# What to work on:
Copy all records verbatim.

# Data records:

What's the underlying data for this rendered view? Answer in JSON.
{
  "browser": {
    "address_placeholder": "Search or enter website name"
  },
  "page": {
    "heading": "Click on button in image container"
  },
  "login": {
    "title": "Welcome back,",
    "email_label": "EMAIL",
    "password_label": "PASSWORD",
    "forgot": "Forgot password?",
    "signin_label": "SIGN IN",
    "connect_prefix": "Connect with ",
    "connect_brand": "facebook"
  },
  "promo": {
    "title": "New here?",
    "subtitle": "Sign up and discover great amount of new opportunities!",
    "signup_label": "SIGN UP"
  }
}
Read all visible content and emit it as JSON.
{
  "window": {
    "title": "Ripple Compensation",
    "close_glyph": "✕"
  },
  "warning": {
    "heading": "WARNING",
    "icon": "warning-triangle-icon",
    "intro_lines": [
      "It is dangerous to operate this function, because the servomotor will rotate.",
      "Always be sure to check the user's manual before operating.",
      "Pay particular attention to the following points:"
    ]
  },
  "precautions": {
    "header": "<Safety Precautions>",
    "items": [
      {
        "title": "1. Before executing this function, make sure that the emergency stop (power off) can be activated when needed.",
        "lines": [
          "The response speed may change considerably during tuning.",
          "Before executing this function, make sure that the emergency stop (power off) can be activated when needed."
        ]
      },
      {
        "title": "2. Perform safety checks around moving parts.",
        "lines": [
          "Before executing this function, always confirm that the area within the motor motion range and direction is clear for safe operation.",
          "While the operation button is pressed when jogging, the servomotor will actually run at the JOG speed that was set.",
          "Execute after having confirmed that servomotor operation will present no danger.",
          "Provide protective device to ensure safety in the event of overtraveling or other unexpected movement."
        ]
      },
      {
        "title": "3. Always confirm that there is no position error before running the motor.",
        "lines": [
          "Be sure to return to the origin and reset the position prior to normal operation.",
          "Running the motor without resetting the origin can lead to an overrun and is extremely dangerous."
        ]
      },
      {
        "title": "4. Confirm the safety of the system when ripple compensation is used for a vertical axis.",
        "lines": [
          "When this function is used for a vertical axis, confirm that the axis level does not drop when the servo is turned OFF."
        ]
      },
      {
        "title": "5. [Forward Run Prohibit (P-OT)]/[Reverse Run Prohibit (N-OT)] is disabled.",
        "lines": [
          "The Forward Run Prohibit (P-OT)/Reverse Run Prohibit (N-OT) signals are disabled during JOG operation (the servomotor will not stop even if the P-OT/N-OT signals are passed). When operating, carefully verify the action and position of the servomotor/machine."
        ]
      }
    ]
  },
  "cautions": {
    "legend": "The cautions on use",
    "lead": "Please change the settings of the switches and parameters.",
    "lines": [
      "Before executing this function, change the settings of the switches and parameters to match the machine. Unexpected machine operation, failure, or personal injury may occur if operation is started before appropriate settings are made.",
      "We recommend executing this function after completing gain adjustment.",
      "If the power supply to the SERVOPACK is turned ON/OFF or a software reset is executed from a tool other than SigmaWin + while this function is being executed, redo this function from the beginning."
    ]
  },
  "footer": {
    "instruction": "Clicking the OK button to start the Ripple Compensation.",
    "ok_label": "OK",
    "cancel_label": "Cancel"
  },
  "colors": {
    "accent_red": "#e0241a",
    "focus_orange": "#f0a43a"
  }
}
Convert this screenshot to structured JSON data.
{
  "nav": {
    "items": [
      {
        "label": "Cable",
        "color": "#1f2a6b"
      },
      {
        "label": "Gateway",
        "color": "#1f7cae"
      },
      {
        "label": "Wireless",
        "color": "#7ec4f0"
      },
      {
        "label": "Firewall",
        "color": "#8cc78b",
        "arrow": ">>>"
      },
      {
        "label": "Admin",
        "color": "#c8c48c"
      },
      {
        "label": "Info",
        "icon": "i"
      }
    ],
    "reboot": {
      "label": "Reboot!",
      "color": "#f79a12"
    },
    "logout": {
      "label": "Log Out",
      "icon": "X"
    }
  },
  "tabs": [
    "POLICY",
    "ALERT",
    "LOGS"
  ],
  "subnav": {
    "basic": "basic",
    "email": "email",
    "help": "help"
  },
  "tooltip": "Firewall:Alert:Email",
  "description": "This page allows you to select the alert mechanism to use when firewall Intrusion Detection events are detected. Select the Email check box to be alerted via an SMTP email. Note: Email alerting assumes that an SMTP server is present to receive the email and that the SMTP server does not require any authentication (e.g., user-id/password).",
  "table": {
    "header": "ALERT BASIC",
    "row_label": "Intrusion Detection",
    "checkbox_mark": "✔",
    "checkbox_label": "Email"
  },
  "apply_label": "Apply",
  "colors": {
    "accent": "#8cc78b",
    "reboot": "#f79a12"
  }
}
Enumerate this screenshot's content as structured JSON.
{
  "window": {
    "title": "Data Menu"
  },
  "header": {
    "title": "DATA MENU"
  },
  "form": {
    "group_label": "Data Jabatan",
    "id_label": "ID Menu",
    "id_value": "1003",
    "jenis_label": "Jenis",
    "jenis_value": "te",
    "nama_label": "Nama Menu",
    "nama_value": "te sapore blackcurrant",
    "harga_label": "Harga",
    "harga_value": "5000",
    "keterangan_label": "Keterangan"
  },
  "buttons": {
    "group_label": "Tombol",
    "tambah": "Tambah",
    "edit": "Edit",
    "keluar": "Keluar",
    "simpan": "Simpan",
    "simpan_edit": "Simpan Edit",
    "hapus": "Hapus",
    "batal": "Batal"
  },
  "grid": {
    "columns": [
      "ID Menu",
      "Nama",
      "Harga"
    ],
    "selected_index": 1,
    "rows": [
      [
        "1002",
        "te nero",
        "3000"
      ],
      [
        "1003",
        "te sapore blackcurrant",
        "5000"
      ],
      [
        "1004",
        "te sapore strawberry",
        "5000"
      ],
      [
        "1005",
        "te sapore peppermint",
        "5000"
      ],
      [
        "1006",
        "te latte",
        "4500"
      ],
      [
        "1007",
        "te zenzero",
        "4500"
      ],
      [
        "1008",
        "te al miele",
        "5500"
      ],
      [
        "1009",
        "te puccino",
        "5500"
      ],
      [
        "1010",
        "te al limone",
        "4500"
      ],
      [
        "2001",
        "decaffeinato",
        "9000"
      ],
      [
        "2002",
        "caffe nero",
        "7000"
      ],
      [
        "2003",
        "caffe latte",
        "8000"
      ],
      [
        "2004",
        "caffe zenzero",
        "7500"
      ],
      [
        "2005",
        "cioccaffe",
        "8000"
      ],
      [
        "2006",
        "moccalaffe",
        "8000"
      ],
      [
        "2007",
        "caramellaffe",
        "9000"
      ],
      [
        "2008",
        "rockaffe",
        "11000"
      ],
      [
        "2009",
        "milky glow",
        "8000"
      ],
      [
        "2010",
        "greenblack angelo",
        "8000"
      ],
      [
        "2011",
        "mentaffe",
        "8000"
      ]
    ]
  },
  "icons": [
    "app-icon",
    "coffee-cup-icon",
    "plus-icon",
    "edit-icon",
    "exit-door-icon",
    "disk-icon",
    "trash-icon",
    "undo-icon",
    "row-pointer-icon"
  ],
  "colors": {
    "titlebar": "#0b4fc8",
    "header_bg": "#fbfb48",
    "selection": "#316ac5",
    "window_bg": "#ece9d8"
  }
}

# Exercise result:
What's the underlying data for this rendered view? Answer in JSON.
{
  "browser": {
    "address_placeholder": "Search or enter website name"
  },
  "page": {
    "heading": "Click on button in image container"
  },
  "login": {
    "title": "Welcome back,",
    "email_label": "EMAIL",
    "password_label": "PASSWORD",
    "forgot": "Forgot password?",
    "signin_label": "SIGN IN",
    "connect_prefix": "Connect with ",
    "connect_brand": "facebook"
  },
  "promo": {
    "title": "New here?",
    "subtitle": "Sign up and discover great amount of new opportunities!",
    "signup_label": "SIGN UP"
  }
}
Read all visible content and emit it as JSON.
{
  "window": {
    "title": "Ripple Compensation",
    "close_glyph": "✕"
  },
  "warning": {
    "heading": "WARNING",
    "icon": "warning-triangle-icon",
    "intro_lines": [
      "It is dangerous to operate this function, because the servomotor will rotate.",
      "Always be sure to check the user's manual before operating.",
      "Pay particular attention to the following points:"
    ]
  },
  "precautions": {
    "header": "<Safety Precautions>",
    "items": [
      {
        "title": "1. Before executing this function, make sure that the emergency stop (power off) can be activated when needed.",
        "lines": [
          "The response speed may change considerably during tuning.",
          "Before executing this function, make sure that the emergency stop (power off) can be activated when needed."
        ]
      },
      {
        "title": "2. Perform safety checks around moving parts.",
        "lines": [
          "Before executing this function, always confirm that the area within the motor motion range and direction is clear for safe operation.",
          "While the operation button is pressed when jogging, the servomotor will actually run at the JOG speed that was set.",
          "Execute after having confirmed that servomotor operation will present no danger.",
          "Provide protective device to ensure safety in the event of overtraveling or other unexpected movement."
        ]
      },
      {
        "title": "3. Always confirm that there is no position error before running the motor.",
        "lines": [
          "Be sure to return to the origin and reset the position prior to normal operation.",
          "Running the motor without resetting the origin can lead to an overrun and is extremely dangerous."
        ]
      },
      {
        "title": "4. Confirm the safety of the system when ripple compensation is used for a vertical axis.",
        "lines": [
          "When this function is used for a vertical axis, confirm that the axis level does not drop when the servo is turned OFF."
        ]
      },
      {
        "title": "5. [Forward Run Prohibit (P-OT)]/[Reverse Run Prohibit (N-OT)] is disabled.",
        "lines": [
          "The Forward Run Prohibit (P-OT)/Reverse Run Prohibit (N-OT) signals are disabled during JOG operation (the servomotor will not stop even if the P-OT/N-OT signals are passed). When operating, carefully verify the action and position of the servomotor/machine."
        ]
      }
    ]
  },
  "cautions": {
    "legend": "The cautions on use",
    "lead": "Please change the settings of the switches and parameters.",
    "lines": [
      "Before executing this function, change the settings of the switches and parameters to match the machine. Unexpected machine operation, failure, or personal injury may occur if operation is started before appropriate settings are made.",
      "We recommend executing this function after completing gain adjustment.",
      "If the power supply to the SERVOPACK is turned ON/OFF or a software reset is executed from a tool other than SigmaWin + while this function is being executed, redo this function from the beginning."
    ]
  },
  "footer": {
    "instruction": "Clicking the OK button to start the Ripple Compensation.",
    "ok_label": "OK",
    "cancel_label": "Cancel"
  },
  "colors": {
    "accent_red": "#e0241a",
    "focus_orange": "#f0a43a"
  }
}
Convert this screenshot to structured JSON data.
{
  "nav": {
    "items": [
      {
        "label": "Cable",
        "color": "#1f2a6b"
      },
      {
        "label": "Gateway",
        "color": "#1f7cae"
      },
      {
        "label": "Wireless",
        "color": "#7ec4f0"
      },
      {
        "label": "Firewall",
        "color": "#8cc78b",
        "arrow": ">>>"
      },
      {
        "label": "Admin",
        "color": "#c8c48c"
      },
      {
        "label": "Info",
        "icon": "i"
      }
    ],
    "reboot": {
      "label": "Reboot!",
      "color": "#f79a12"
    },
    "logout": {
      "label": "Log Out",
      "icon": "X"
    }
  },
  "tabs": [
    "POLICY",
    "ALERT",
    "LOGS"
  ],
  "subnav": {
    "basic": "basic",
    "email": "email",
    "help": "help"
  },
  "tooltip": "Firewall:Alert:Email",
  "description": "This page allows you to select the alert mechanism to use when firewall Intrusion Detection events are detected. Select the Email check box to be alerted via an SMTP email. Note: Email alerting assumes that an SMTP server is present to receive the email and that the SMTP server does not require any authentication (e.g., user-id/password).",
  "table": {
    "header": "ALERT BASIC",
    "row_label": "Intrusion Detection",
    "checkbox_mark": "✔",
    "checkbox_label": "Email"
  },
  "apply_label": "Apply",
  "colors": {
    "accent": "#8cc78b",
    "reboot": "#f79a12"
  }
}
Enumerate this screenshot's content as structured JSON.
{
  "window": {
    "title": "Data Menu"
  },
  "header": {
    "title": "DATA MENU"
  },
  "form": {
    "group_label": "Data Jabatan",
    "id_label": "ID Menu",
    "id_value": "1003",
    "jenis_label": "Jenis",
    "jenis_value": "te",
    "nama_label": "Nama Menu",
    "nama_value": "te sapore blackcurrant",
    "harga_label": "Harga",
    "harga_value": "5000",
    "keterangan_label": "Keterangan"
  },
  "buttons": {
    "group_label": "Tombol",
    "tambah": "Tambah",
    "edit": "Edit",
    "keluar": "Keluar",
    "simpan": "Simpan",
    "simpan_edit": "Simpan Edit",
    "hapus": "Hapus",
    "batal": "Batal"
  },
  "grid": {
    "columns": [
      "ID Menu",
      "Nama",
      "Harga"
    ],
    "selected_index": 1,
    "rows": [
      [
        "1002",
        "te nero",
        "3000"
      ],
      [
        "1003",
        "te sapore blackcurrant",
        "5000"
      ],
      [
        "1004",
        "te sapore strawberry",
        "5000"
      ],
      [
        "1005",
        "te sapore peppermint",
        "5000"
      ],
      [
        "1006",
        "te latte",
        "4500"
      ],
      [
        "1007",
        "te zenzero",
        "4500"
      ],
      [
        "1008",
        "te al miele",
        "5500"
      ],
      [
        "1009",
        "te puccino",
        "5500"
      ],
      [
        "1010",
        "te al limone",
        "4500"
      ],
      [
        "2001",
        "decaffeinato",
        "9000"
      ],
      [
        "2002",
        "caffe nero",
        "7000"
      ],
      [
        "2003",
        "caffe latte",
        "8000"
      ],
      [
        "2004",
        "caffe zenzero",
        "7500"
      ],
      [
        "2005",
        "cioccaffe",
        "8000"
      ],
      [
        "2006",
        "moccalaffe",
        "8000"
      ],
      [
        "2007",
        "caramellaffe",
        "9000"
      ],
      [
        "2008",
        "rockaffe",
        "11000"
      ],
      [
        "2009",
        "milky glow",
        "8000"
      ],
      [
        "2010",
        "greenblack angelo",
        "8000"
      ],
      [
        "2011",
        "mentaffe",
        "8000"
      ]
    ]
  },
  "icons": [
    "app-icon",
    "coffee-cup-icon",
    "plus-icon",
    "edit-icon",
    "exit-door-icon",
    "disk-icon",
    "trash-icon",
    "undo-icon",
    "row-pointer-icon"
  ],
  "colors": {
    "titlebar": "#0b4fc8",
    "header_bg": "#fbfb48",
    "selection": "#316ac5",
    "window_bg": "#ece9d8"
  }
}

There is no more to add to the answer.